* Work to be completed: In full and without deviation, write out the entries that follow.

[BEGIN Record list]

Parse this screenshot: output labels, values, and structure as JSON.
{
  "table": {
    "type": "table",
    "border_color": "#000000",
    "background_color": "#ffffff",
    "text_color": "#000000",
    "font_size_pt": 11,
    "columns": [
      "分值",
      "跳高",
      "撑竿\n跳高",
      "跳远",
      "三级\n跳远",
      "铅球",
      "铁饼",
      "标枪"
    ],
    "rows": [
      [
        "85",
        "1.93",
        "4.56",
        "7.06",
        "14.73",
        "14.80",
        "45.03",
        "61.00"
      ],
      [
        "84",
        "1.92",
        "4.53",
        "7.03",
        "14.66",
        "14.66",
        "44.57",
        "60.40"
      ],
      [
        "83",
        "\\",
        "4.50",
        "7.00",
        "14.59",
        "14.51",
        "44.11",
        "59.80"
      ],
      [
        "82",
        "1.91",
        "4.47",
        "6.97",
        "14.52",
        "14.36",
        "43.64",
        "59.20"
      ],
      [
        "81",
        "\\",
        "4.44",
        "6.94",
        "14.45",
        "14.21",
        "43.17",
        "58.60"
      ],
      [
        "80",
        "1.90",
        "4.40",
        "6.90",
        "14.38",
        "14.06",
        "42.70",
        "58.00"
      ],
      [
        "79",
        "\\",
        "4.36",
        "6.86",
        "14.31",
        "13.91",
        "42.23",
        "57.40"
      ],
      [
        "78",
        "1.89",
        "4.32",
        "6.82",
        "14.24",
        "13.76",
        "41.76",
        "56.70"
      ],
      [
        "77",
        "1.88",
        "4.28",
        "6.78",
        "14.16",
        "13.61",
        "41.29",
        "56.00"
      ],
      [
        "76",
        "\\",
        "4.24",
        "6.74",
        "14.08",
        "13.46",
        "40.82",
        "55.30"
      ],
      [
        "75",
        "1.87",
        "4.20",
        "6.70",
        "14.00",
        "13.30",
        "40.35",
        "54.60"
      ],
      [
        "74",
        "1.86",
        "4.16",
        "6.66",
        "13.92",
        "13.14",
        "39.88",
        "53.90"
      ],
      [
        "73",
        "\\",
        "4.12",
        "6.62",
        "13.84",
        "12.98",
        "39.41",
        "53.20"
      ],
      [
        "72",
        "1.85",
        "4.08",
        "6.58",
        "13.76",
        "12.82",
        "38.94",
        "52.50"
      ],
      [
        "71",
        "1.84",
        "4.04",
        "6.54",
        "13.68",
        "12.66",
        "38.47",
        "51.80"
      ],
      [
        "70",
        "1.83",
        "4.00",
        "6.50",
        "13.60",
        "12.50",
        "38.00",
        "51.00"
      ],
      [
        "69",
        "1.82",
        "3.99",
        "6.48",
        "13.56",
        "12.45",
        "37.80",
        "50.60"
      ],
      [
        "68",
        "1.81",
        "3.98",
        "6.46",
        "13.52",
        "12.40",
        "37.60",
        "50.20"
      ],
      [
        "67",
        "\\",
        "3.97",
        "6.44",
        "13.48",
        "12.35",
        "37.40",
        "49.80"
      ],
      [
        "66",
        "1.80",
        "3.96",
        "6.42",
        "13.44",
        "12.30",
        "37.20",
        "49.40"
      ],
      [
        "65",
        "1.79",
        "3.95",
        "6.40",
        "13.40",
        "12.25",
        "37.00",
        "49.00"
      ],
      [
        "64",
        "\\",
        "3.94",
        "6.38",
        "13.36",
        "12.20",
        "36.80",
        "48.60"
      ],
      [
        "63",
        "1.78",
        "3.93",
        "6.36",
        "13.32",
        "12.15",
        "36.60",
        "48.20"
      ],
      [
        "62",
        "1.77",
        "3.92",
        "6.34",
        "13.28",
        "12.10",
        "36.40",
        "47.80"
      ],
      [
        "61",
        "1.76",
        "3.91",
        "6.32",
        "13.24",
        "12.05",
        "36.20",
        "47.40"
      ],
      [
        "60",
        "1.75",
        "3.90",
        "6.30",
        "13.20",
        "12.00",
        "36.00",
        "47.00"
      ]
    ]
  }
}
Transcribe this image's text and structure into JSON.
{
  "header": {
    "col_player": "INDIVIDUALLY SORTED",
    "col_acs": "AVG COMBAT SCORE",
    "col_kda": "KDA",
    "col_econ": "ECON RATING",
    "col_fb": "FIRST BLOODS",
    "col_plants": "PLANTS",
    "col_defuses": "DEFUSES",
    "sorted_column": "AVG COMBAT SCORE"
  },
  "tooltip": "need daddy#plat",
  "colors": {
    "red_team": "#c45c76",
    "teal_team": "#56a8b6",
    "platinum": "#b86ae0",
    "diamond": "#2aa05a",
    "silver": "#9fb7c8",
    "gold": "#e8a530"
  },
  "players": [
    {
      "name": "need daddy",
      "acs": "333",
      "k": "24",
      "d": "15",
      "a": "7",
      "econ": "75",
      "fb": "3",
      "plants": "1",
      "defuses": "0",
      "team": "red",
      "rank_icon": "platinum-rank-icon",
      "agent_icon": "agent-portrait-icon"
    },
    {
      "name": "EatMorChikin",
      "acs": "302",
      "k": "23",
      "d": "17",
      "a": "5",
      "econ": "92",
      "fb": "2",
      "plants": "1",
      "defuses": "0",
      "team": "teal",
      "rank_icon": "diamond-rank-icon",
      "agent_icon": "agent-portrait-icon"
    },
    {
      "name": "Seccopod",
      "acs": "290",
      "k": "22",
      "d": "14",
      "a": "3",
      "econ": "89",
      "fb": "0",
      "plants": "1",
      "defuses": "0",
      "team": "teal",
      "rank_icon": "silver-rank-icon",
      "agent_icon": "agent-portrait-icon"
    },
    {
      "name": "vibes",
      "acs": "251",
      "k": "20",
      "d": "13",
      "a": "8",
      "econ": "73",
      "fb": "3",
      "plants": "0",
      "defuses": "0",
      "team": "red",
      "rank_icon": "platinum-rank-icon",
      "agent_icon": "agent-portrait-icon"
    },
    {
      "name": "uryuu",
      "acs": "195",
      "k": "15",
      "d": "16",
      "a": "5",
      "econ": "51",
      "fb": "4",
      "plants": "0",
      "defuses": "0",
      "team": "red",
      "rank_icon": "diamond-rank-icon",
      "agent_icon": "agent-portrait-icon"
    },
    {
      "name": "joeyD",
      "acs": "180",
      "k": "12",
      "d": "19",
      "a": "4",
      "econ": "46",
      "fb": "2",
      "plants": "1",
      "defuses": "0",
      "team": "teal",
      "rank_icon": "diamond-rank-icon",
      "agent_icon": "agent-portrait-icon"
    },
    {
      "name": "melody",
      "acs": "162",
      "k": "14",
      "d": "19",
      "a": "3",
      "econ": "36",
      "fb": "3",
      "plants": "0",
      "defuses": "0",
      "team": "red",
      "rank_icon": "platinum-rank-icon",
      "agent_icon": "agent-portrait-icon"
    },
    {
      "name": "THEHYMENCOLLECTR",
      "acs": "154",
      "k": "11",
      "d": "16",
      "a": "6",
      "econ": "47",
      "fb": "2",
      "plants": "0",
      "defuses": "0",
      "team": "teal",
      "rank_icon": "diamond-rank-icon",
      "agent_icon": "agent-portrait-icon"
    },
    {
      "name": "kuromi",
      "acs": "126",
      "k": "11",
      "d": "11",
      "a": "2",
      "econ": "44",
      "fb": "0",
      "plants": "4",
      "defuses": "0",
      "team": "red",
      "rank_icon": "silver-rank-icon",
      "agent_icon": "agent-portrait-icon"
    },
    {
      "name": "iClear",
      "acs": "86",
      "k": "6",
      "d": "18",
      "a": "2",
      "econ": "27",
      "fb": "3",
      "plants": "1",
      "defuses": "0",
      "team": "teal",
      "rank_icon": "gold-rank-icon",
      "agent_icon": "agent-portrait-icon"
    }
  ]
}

[END Record list]

* Response to this exercise:
Parse this screenshot: output labels, values, and structure as JSON.
{
  "table": {
    "type": "table",
    "border_color": "#000000",
    "background_color": "#ffffff",
    "text_color": "#000000",
    "font_size_pt": 11,
    "columns": [
      "分值",
      "跳高",
      "撑竿\n跳高",
      "跳远",
      "三级\n跳远",
      "铅球",
      "铁饼",
      "标枪"
    ],
    "rows": [
      [
        "85",
        "1.93",
        "4.56",
        "7.06",
        "14.73",
        "14.80",
        "45.03",
        "61.00"
      ],
      [
        "84",
        "1.92",
        "4.53",
        "7.03",
        "14.66",
        "14.66",
        "44.57",
        "60.40"
      ],
      [
        "83",
        "\\",
        "4.50",
        "7.00",
        "14.59",
        "14.51",
        "44.11",
        "59.80"
      ],
      [
        "82",
        "1.91",
        "4.47",
        "6.97",
        "14.52",
        "14.36",
        "43.64",
        "59.20"
      ],
      [
        "81",
        "\\",
        "4.44",
        "6.94",
        "14.45",
        "14.21",
        "43.17",
        "58.60"
      ],
      [
        "80",
        "1.90",
        "4.40",
        "6.90",
        "14.38",
        "14.06",
        "42.70",
        "58.00"
      ],
      [
        "79",
        "\\",
        "4.36",
        "6.86",
        "14.31",
        "13.91",
        "42.23",
        "57.40"
      ],
      [
        "78",
        "1.89",
        "4.32",
        "6.82",
        "14.24",
        "13.76",
        "41.76",
        "56.70"
      ],
      [
        "77",
        "1.88",
        "4.28",
        "6.78",
        "14.16",
        "13.61",
        "41.29",
        "56.00"
      ],
      [
        "76",
        "\\",
        "4.24",
        "6.74",
        "14.08",
        "13.46",
        "40.82",
        "55.30"
      ],
      [
        "75",
        "1.87",
        "4.20",
        "6.70",
        "14.00",
        "13.30",
        "40.35",
        "54.60"
      ],
      [
        "74",
        "1.86",
        "4.16",
        "6.66",
        "13.92",
        "13.14",
        "39.88",
        "53.90"
      ],
      [
        "73",
        "\\",
        "4.12",
        "6.62",
        "13.84",
        "12.98",
        "39.41",
        "53.20"
      ],
      [
        "72",
        "1.85",
        "4.08",
        "6.58",
        "13.76",
        "12.82",
        "38.94",
        "52.50"
      ],
      [
        "71",
        "1.84",
        "4.04",
        "6.54",
        "13.68",
        "12.66",
        "38.47",
        "51.80"
      ],
      [
        "70",
        "1.83",
        "4.00",
        "6.50",
        "13.60",
        "12.50",
        "38.00",
        "51.00"
      ],
      [
        "69",
        "1.82",
        "3.99",
        "6.48",
        "13.56",
        "12.45",
        "37.80",
        "50.60"
      ],
      [
        "68",
        "1.81",
        "3.98",
        "6.46",
        "13.52",
        "12.40",
        "37.60",
        "50.20"
      ],
      [
        "67",
        "\\",
        "3.97",
        "6.44",
        "13.48",
        "12.35",
        "37.40",
        "49.80"
      ],
      [
        "66",
        "1.80",
        "3.96",
        "6.42",
        "13.44",
        "12.30",
        "37.20",
        "49.40"
      ],
      [
        "65",
        "1.79",
        "3.95",
        "6.40",
        "13.40",
        "12.25",
        "37.00",
        "49.00"
      ],
      [
        "64",
        "\\",
        "3.94",
        "6.38",
        "13.36",
        "12.20",
        "36.80",
        "48.60"
      ],
      [
        "63",
        "1.78",
        "3.93",
        "6.36",
        "13.32",
        "12.15",
        "36.60",
        "48.20"
      ],
      [
        "62",
        "1.77",
        "3.92",
        "6.34",
        "13.28",
        "12.10",
        "36.40",
        "47.80"
      ],
      [
        "61",
        "1.76",
        "3.91",
        "6.32",
        "13.24",
        "12.05",
        "36.20",
        "47.40"
      ],
      [
        "60",
        "1.75",
        "3.90",
        "6.30",
        "13.20",
        "12.00",
        "36.00",
        "47.00"
      ]
    ]
  }
}
Transcribe this image's text and structure into JSON.
{
  "header": {
    "col_player": "INDIVIDUALLY SORTED",
    "col_acs": "AVG COMBAT SCORE",
    "col_kda": "KDA",
    "col_econ": "ECON RATING",
    "col_fb": "FIRST BLOODS",
    "col_plants": "PLANTS",
    "col_defuses": "DEFUSES",
    "sorted_column": "AVG COMBAT SCORE"
  },
  "tooltip": "need daddy#plat",
  "colors": {
    "red_team": "#c45c76",
    "teal_team": "#56a8b6",
    "platinum": "#b86ae0",
    "diamond": "#2aa05a",
    "silver": "#9fb7c8",
    "gold": "#e8a530"
  },
  "players": [
    {
      "name": "need daddy",
      "acs": "333",
      "k": "24",
      "d": "15",
      "a": "7",
      "econ": "75",
      "fb": "3",
      "plants": "1",
      "defuses": "0",
      "team": "red",
      "rank_icon": "platinum-rank-icon",
      "agent_icon": "agent-portrait-icon"
    },
    {
      "name": "EatMorChikin",
      "acs": "302",
      "k": "23",
      "d": "17",
      "a": "5",
      "econ": "92",
      "fb": "2",
      "plants": "1",
      "defuses": "0",
      "team": "teal",
      "rank_icon": "diamond-rank-icon",
      "agent_icon": "agent-portrait-icon"
    },
    {
      "name": "Seccopod",
      "acs": "290",
      "k": "22",
      "d": "14",
      "a": "3",
      "econ": "89",
      "fb": "0",
      "plants": "1",
      "defuses": "0",
      "team": "teal",
      "rank_icon": "silver-rank-icon",
      "agent_icon": "agent-portrait-icon"
    },
    {
      "name": "vibes",
      "acs": "251",
      "k": "20",
      "d": "13",
      "a": "8",
      "econ": "73",
      "fb": "3",
      "plants": "0",
      "defuses": "0",
      "team": "red",
      "rank_icon": "platinum-rank-icon",
      "agent_icon": "agent-portrait-icon"
    },
    {
      "name": "uryuu",
      "acs": "195",
      "k": "15",
      "d": "16",
      "a": "5",
      "econ": "51",
      "fb": "4",
      "plants": "0",
      "defuses": "0",
      "team": "red",
      "rank_icon": "diamond-rank-icon",
      "agent_icon": "agent-portrait-icon"
    },
    {
      "name": "joeyD",
      "acs": "180",
      "k": "12",
      "d": "19",
      "a": "4",
      "econ": "46",
      "fb": "2",
      "plants": "1",
      "defuses": "0",
      "team": "teal",
      "rank_icon": "diamond-rank-icon",
      "agent_icon": "agent-portrait-icon"
    },
    {
      "name": "melody",
      "acs": "162",
      "k": "14",
      "d": "19",
      "a": "3",
      "econ": "36",
      "fb": "3",
      "plants": "0",
      "defuses": "0",
      "team": "red",
      "rank_icon": "platinum-rank-icon",
      "agent_icon": "agent-portrait-icon"
    },
    {
      "name": "THEHYMENCOLLECTR",
      "acs": "154",
      "k": "11",
      "d": "16",
      "a": "6",
      "econ": "47",
      "fb": "2",
      "plants": "0",
      "defuses": "0",
      "team": "teal",
      "rank_icon": "diamond-rank-icon",
      "agent_icon": "agent-portrait-icon"
    },
    {
      "name": "kuromi",
      "acs": "126",
      "k": "11",
      "d": "11",
      "a": "2",
      "econ": "44",
      "fb": "0",
      "plants": "4",
      "defuses": "0",
      "team": "red",
      "rank_icon": "silver-rank-icon",
      "agent_icon": "agent-portrait-icon"
    },
    {
      "name": "iClear",
      "acs": "86",
      "k": "6",
      "d": "18",
      "a": "2",
      "econ": "27",
      "fb": "3",
      "plants": "1",
      "defuses": "0",
      "team": "teal",
      "rank_icon": "gold-rank-icon",
      "agent_icon": "agent-portrait-icon"
    }
  ]
}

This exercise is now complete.